**Exercise aim**
Extract all lines that hold the string "this".

**Record set**
##############################

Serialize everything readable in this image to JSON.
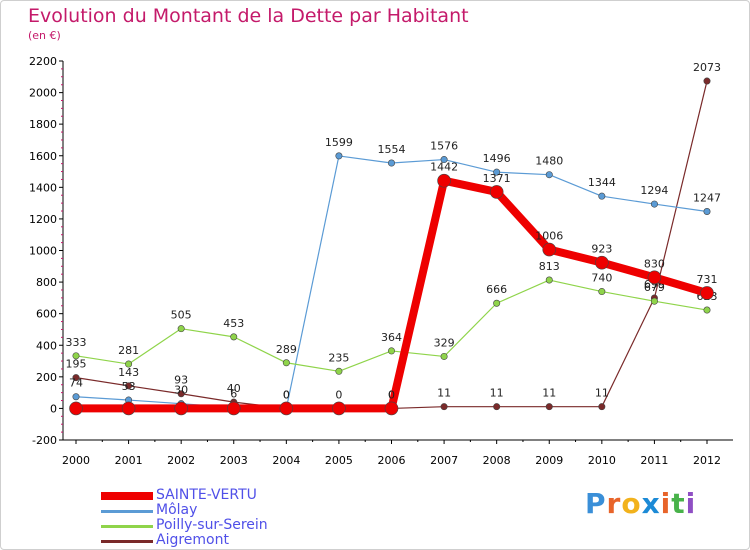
{
  "header": {
    "title": "Evolution du Montant de la Dette par Habitant",
    "subtitle": "(en €)"
  },
  "chart_data": {
    "type": "line",
    "title": "Evolution du Montant de la Dette par Habitant",
    "subtitle": "(en €)",
    "xlabel": "",
    "ylabel": "",
    "x": [
      "2000",
      "2001",
      "2002",
      "2003",
      "2004",
      "2005",
      "2006",
      "2007",
      "2008",
      "2009",
      "2010",
      "2011",
      "2012"
    ],
    "ylim": [
      -200,
      2200
    ],
    "yticks": [
      -200,
      0,
      200,
      400,
      600,
      800,
      1000,
      1200,
      1400,
      1600,
      1800,
      2000,
      2200
    ],
    "grid": false,
    "legend_position": "bottom-left",
    "series": [
      {
        "name": "Aigremont",
        "color": "#7a2a2a",
        "values": [
          195,
          143,
          93,
          40,
          0,
          0,
          0,
          11,
          11,
          11,
          11,
          699,
          2073
        ],
        "labels": [
          "195",
          "143",
          "93",
          "40",
          "0",
          "0",
          "0",
          "11",
          "11",
          "11",
          "11",
          "699",
          "2073"
        ]
      },
      {
        "name": "Môlay",
        "color": "#5b9bd5",
        "values": [
          74,
          53,
          30,
          6,
          0,
          1599,
          1554,
          1576,
          1496,
          1480,
          1344,
          1294,
          1247
        ],
        "labels": [
          "74",
          "53",
          "30",
          "6",
          "0",
          "1599",
          "1554",
          "1576",
          "1496",
          "1480",
          "1344",
          "1294",
          "1247"
        ]
      },
      {
        "name": "Poilly-sur-Serein",
        "color": "#8fd44a",
        "values": [
          333,
          281,
          505,
          453,
          289,
          235,
          364,
          329,
          666,
          813,
          740,
          679,
          623
        ],
        "labels": [
          "333",
          "281",
          "505",
          "453",
          "289",
          "235",
          "364",
          "329",
          "666",
          "813",
          "740",
          "679",
          "623"
        ]
      },
      {
        "name": "SAINTE-VERTU",
        "color": "#ee0000",
        "values": [
          0,
          0,
          0,
          0,
          0,
          0,
          0,
          1442,
          1371,
          1006,
          923,
          830,
          731
        ],
        "labels": [
          "",
          "",
          "",
          "",
          "",
          "",
          "0",
          "1442",
          "1371",
          "1006",
          "923",
          "830",
          "731"
        ]
      }
    ]
  },
  "legend": {
    "items": [
      {
        "name": "SAINTE-VERTU",
        "color": "#ee0000",
        "text_color": "#5050e8"
      },
      {
        "name": "Môlay",
        "color": "#5b9bd5",
        "text_color": "#5050e8"
      },
      {
        "name": "Poilly-sur-Serein",
        "color": "#8fd44a",
        "text_color": "#5050e8"
      },
      {
        "name": "Aigremont",
        "color": "#7a2a2a",
        "text_color": "#5050e8"
      }
    ]
  },
  "logo": {
    "letters": [
      "P",
      "r",
      "o",
      "x",
      "i",
      "t",
      "i"
    ],
    "colors": [
      "#3a8fd8",
      "#e8642a",
      "#f2b21c",
      "#1c8ad6",
      "#e8642a",
      "#48b24a",
      "#8f4fc4"
    ]
  }
}
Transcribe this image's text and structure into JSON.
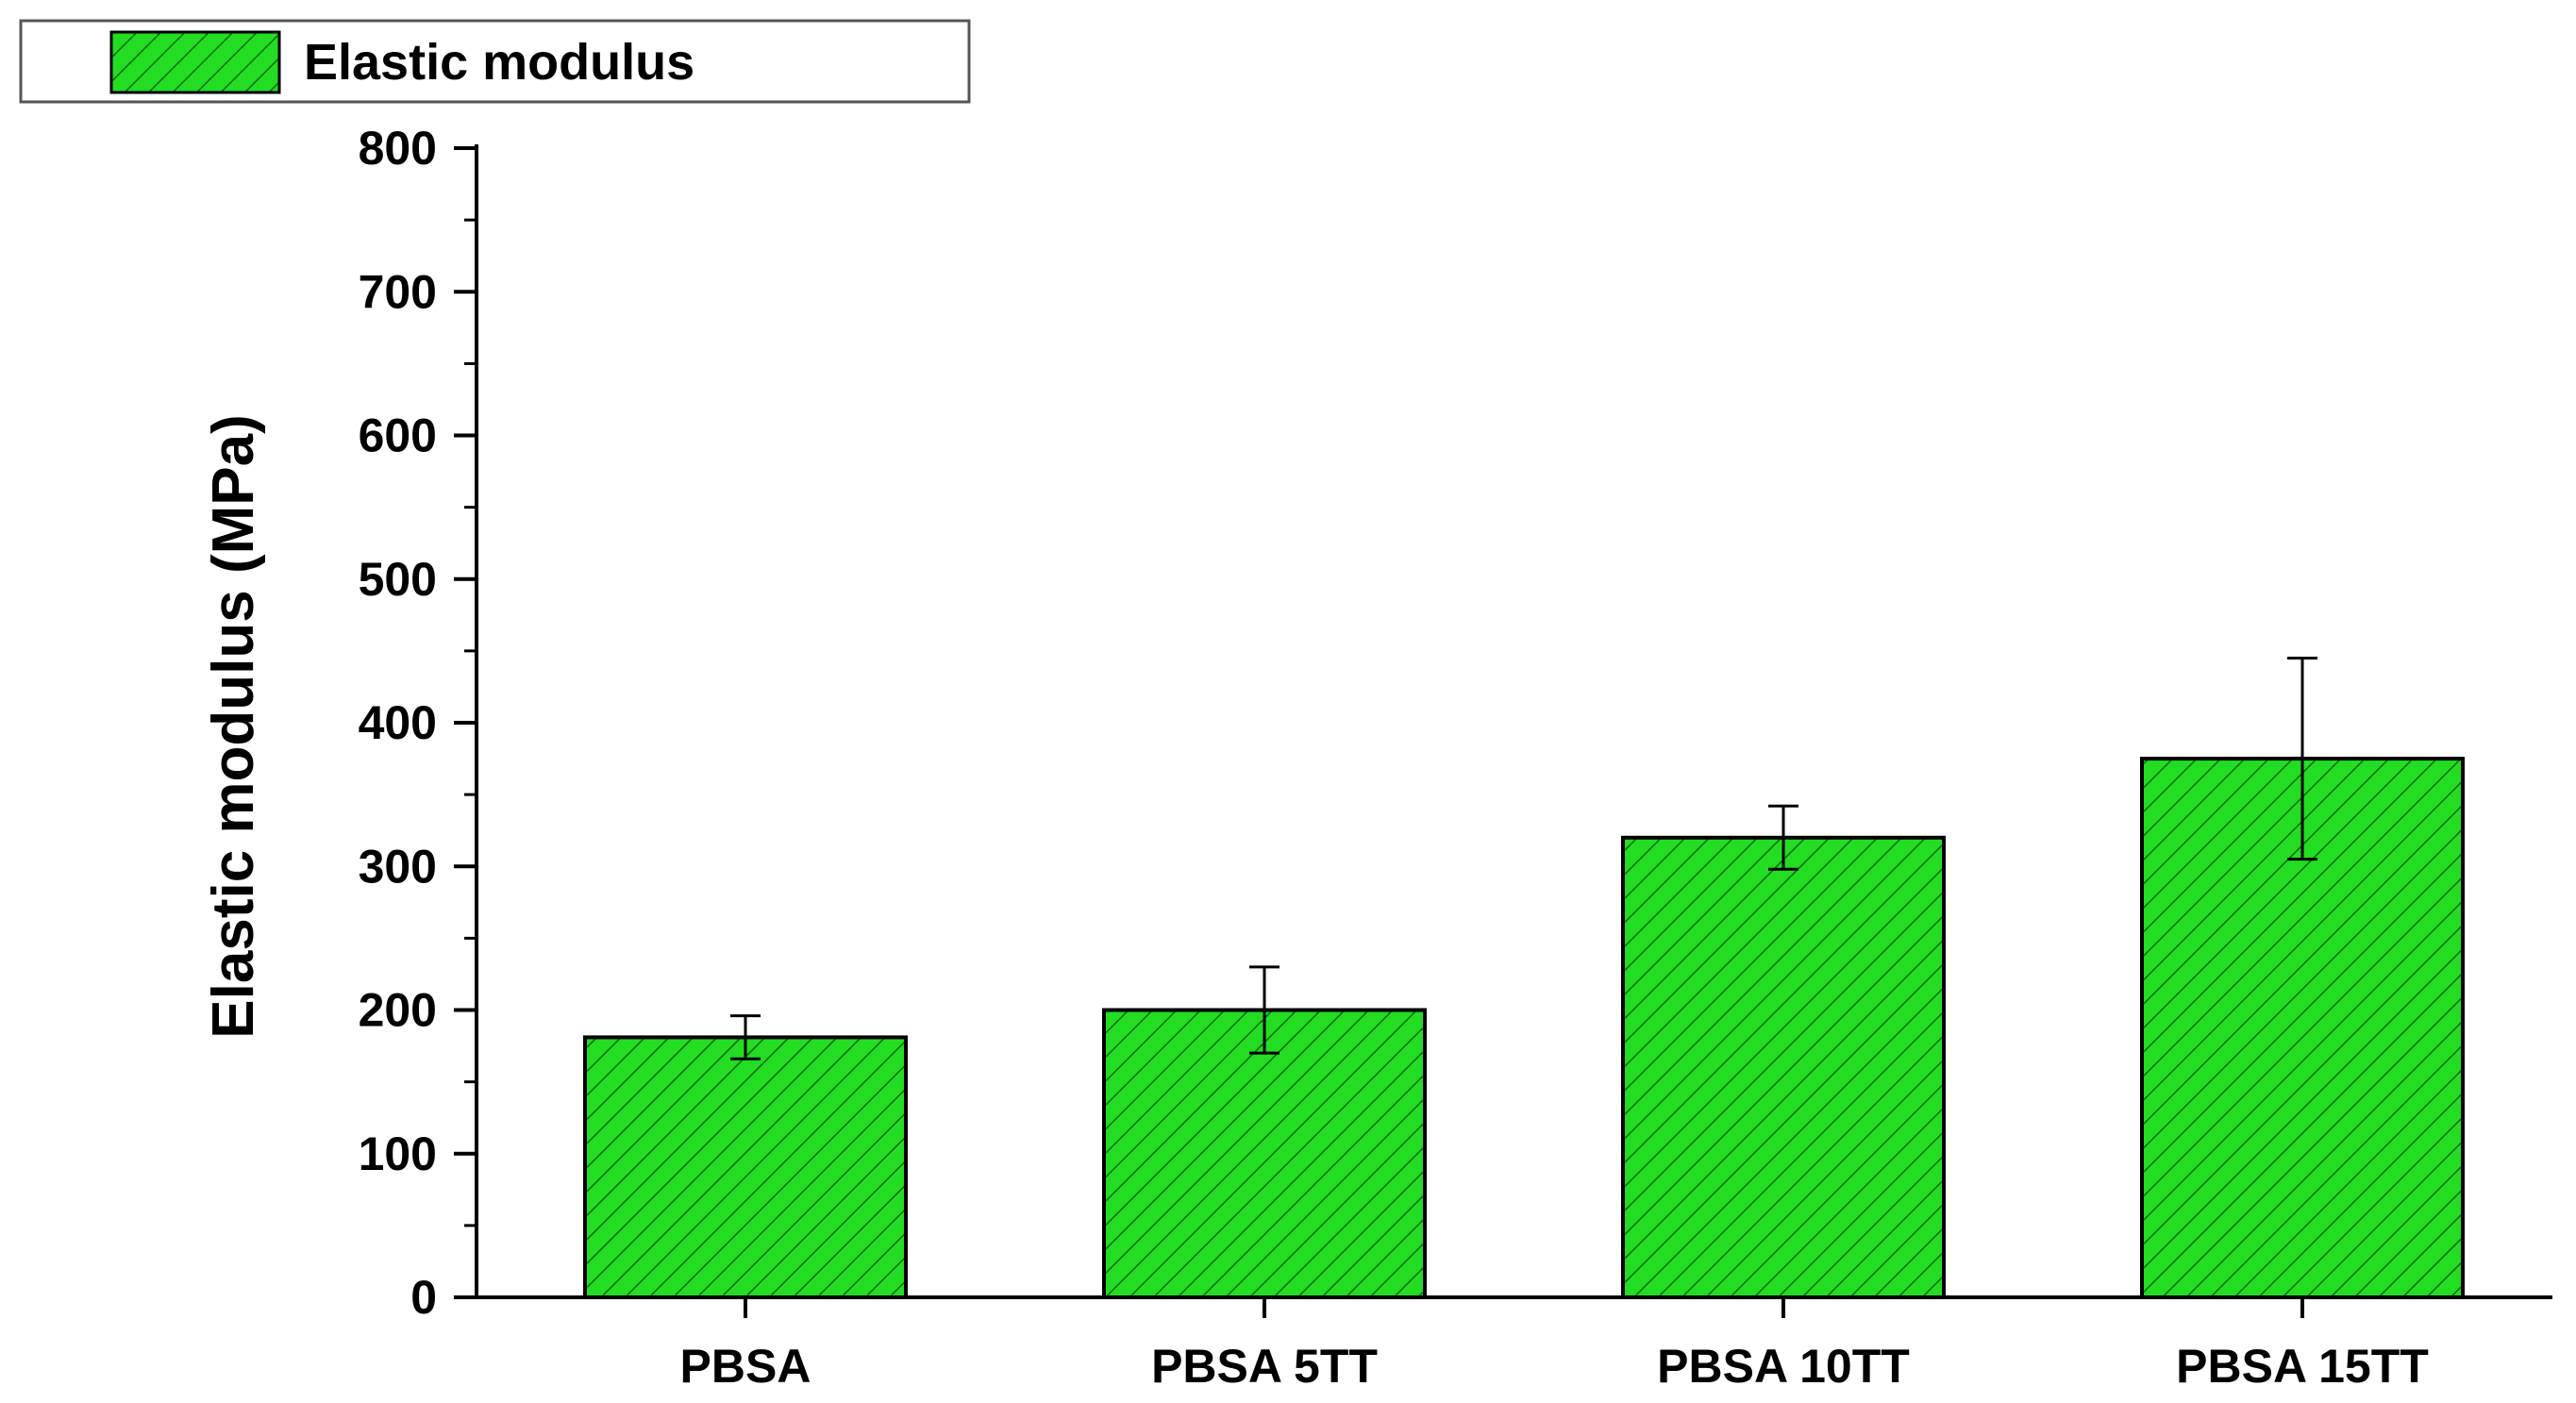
{
  "chart_data": {
    "type": "bar",
    "title": "",
    "categories": [
      "PBSA",
      "PBSA 5TT",
      "PBSA 10TT",
      "PBSA 15TT"
    ],
    "series": [
      {
        "name": "Elastic modulus",
        "values": [
          181,
          200,
          320,
          375
        ],
        "error": [
          15,
          30,
          22,
          70
        ]
      }
    ],
    "xlabel": "",
    "ylabel": "Elastic modulus (MPa)",
    "ylim": [
      0,
      800
    ],
    "yticks": [
      "0",
      "100",
      "200",
      "300",
      "400",
      "500",
      "600",
      "700",
      "800"
    ],
    "grid": false,
    "legend_position": "top-left",
    "bar_color": "#22dd22",
    "hatch": "diagonal"
  }
}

##############################

**Problem solution**
Serialize everything readable in this image to JSON.
Transcribe this image's text and structure into JSON.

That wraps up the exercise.